**** Excerpted records

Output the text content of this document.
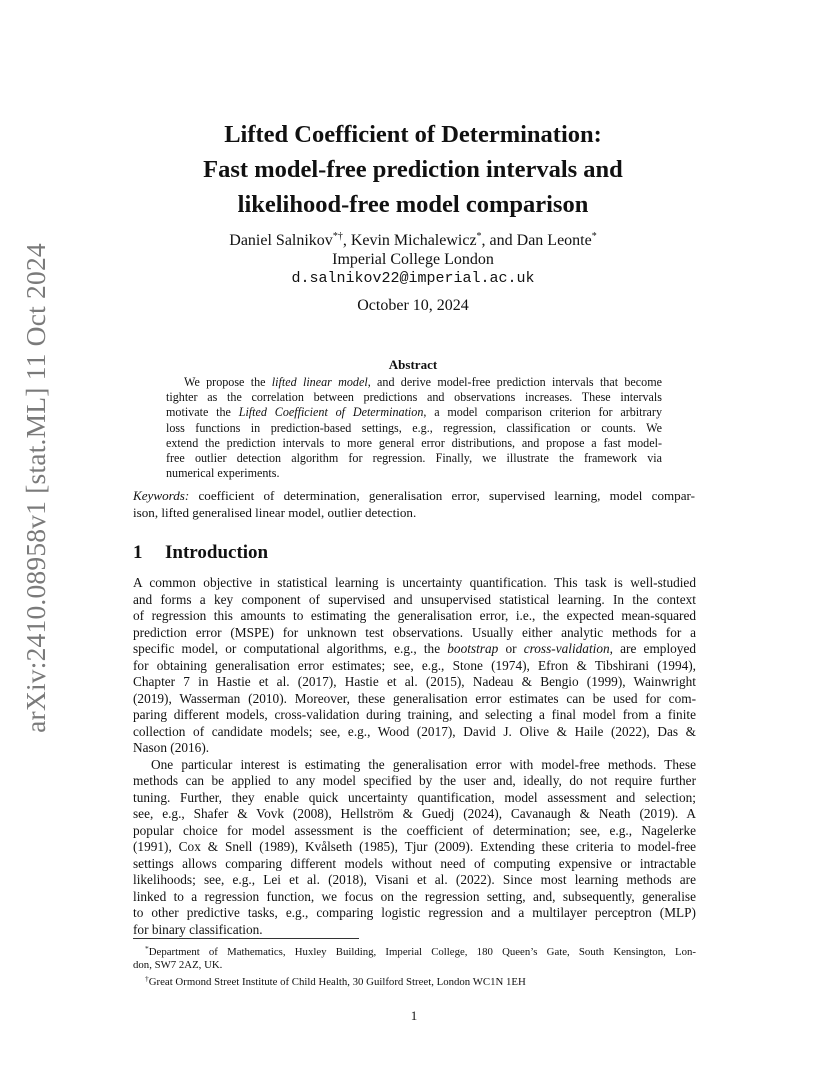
arXiv:2410.08958v1 [stat.ML] 11 Oct 2024
Lifted Coefficient of Determination:
Fast model-free prediction intervals and
likelihood-free model comparison
Daniel Salnikov*†, Kevin Michalewicz*, and Dan Leonte*
Imperial College London
d.salnikov22@imperial.ac.uk
October 10, 2024
Abstract
We propose the lifted linear model, and derive model-free prediction intervals that become
tighter as the correlation between predictions and observations increases. These intervals
motivate the Lifted Coefficient of Determination, a model comparison criterion for arbitrary
loss functions in prediction-based settings, e.g., regression, classification or counts. We
extend the prediction intervals to more general error distributions, and propose a fast model-
free outlier detection algorithm for regression. Finally, we illustrate the framework via
numerical experiments.
Keywords: coefficient of determination, generalisation error, supervised learning, model compar-
ison, lifted generalised linear model, outlier detection.
1 Introduction
A common objective in statistical learning is uncertainty quantification. This task is well-studied
and forms a key component of supervised and unsupervised statistical learning. In the context
of regression this amounts to estimating the generalisation error, i.e., the expected mean-squared
prediction error (MSPE) for unknown test observations. Usually either analytic methods for a
specific model, or computational algorithms, e.g., the bootstrap or cross-validation, are employed
for obtaining generalisation error estimates; see, e.g., Stone (1974), Efron & Tibshirani (1994),
Chapter 7 in Hastie et al. (2017), Hastie et al. (2015), Nadeau & Bengio (1999), Wainwright
(2019), Wasserman (2010). Moreover, these generalisation error estimates can be used for com-
paring different models, cross-validation during training, and selecting a final model from a finite
collection of candidate models; see, e.g., Wood (2017), David J. Olive & Haile (2022), Das &
Nason (2016).
One particular interest is estimating the generalisation error with model-free methods. These
methods can be applied to any model specified by the user and, ideally, do not require further
tuning. Further, they enable quick uncertainty quantification, model assessment and selection;
see, e.g., Shafer & Vovk (2008), Hellström & Guedj (2024), Cavanaugh & Neath (2019). A
popular choice for model assessment is the coefficient of determination; see, e.g., Nagelerke
(1991), Cox & Snell (1989), Kvålseth (1985), Tjur (2009). Extending these criteria to model-free
settings allows comparing different models without need of computing expensive or intractable
likelihoods; see, e.g., Lei et al. (2018), Visani et al. (2022). Since most learning methods are
linked to a regression function, we focus on the regression setting, and, subsequently, generalise
to other predictive tasks, e.g., comparing logistic regression and a multilayer perceptron (MLP)
for binary classification.
*Department of Mathematics, Huxley Building, Imperial College, 180 Queen’s Gate, South Kensington, Lon-
don, SW7 2AZ, UK.
†Great Ormond Street Institute of Child Health, 30 Guilford Street, London WC1N 1EH
1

********

:: Task ::
Copy every entry exactly as written. Pictures are excluded.

:: Result ::
Output the text content of this document.
arXiv:2410.08958v1 [stat.ML] 11 Oct 2024
Lifted Coefficient of Determination:
Fast model-free prediction intervals and
likelihood-free model comparison
Daniel Salnikov*†, Kevin Michalewicz*, and Dan Leonte*
Imperial College London
d.salnikov22@imperial.ac.uk
October 10, 2024
Abstract
We propose the lifted linear model, and derive model-free prediction intervals that become
tighter as the correlation between predictions and observations increases. These intervals
motivate the Lifted Coefficient of Determination, a model comparison criterion for arbitrary
loss functions in prediction-based settings, e.g., regression, classification or counts. We
extend the prediction intervals to more general error distributions, and propose a fast model-
free outlier detection algorithm for regression. Finally, we illustrate the framework via
numerical experiments.
Keywords: coefficient of determination, generalisation error, supervised learning, model compar-
ison, lifted generalised linear model, outlier detection.
1 Introduction
A common objective in statistical learning is uncertainty quantification. This task is well-studied
and forms a key component of supervised and unsupervised statistical learning. In the context
of regression this amounts to estimating the generalisation error, i.e., the expected mean-squared
prediction error (MSPE) for unknown test observations. Usually either analytic methods for a
specific model, or computational algorithms, e.g., the bootstrap or cross-validation, are employed
for obtaining generalisation error estimates; see, e.g., Stone (1974), Efron & Tibshirani (1994),
Chapter 7 in Hastie et al. (2017), Hastie et al. (2015), Nadeau & Bengio (1999), Wainwright
(2019), Wasserman (2010). Moreover, these generalisation error estimates can be used for com-
paring different models, cross-validation during training, and selecting a final model from a finite
collection of candidate models; see, e.g., Wood (2017), David J. Olive & Haile (2022), Das &
Nason (2016).
One particular interest is estimating the generalisation error with model-free methods. These
methods can be applied to any model specified by the user and, ideally, do not require further
tuning. Further, they enable quick uncertainty quantification, model assessment and selection;
see, e.g., Shafer & Vovk (2008), Hellström & Guedj (2024), Cavanaugh & Neath (2019). A
popular choice for model assessment is the coefficient of determination; see, e.g., Nagelerke
(1991), Cox & Snell (1989), Kvålseth (1985), Tjur (2009). Extending these criteria to model-free
settings allows comparing different models without need of computing expensive or intractable
likelihoods; see, e.g., Lei et al. (2018), Visani et al. (2022). Since most learning methods are
linked to a regression function, we focus on the regression setting, and, subsequently, generalise
to other predictive tasks, e.g., comparing logistic regression and a multilayer perceptron (MLP)
for binary classification.
*Department of Mathematics, Huxley Building, Imperial College, 180 Queen’s Gate, South Kensington, Lon-
don, SW7 2AZ, UK.
†Great Ormond Street Institute of Child Health, 30 Guilford Street, London WC1N 1EH
1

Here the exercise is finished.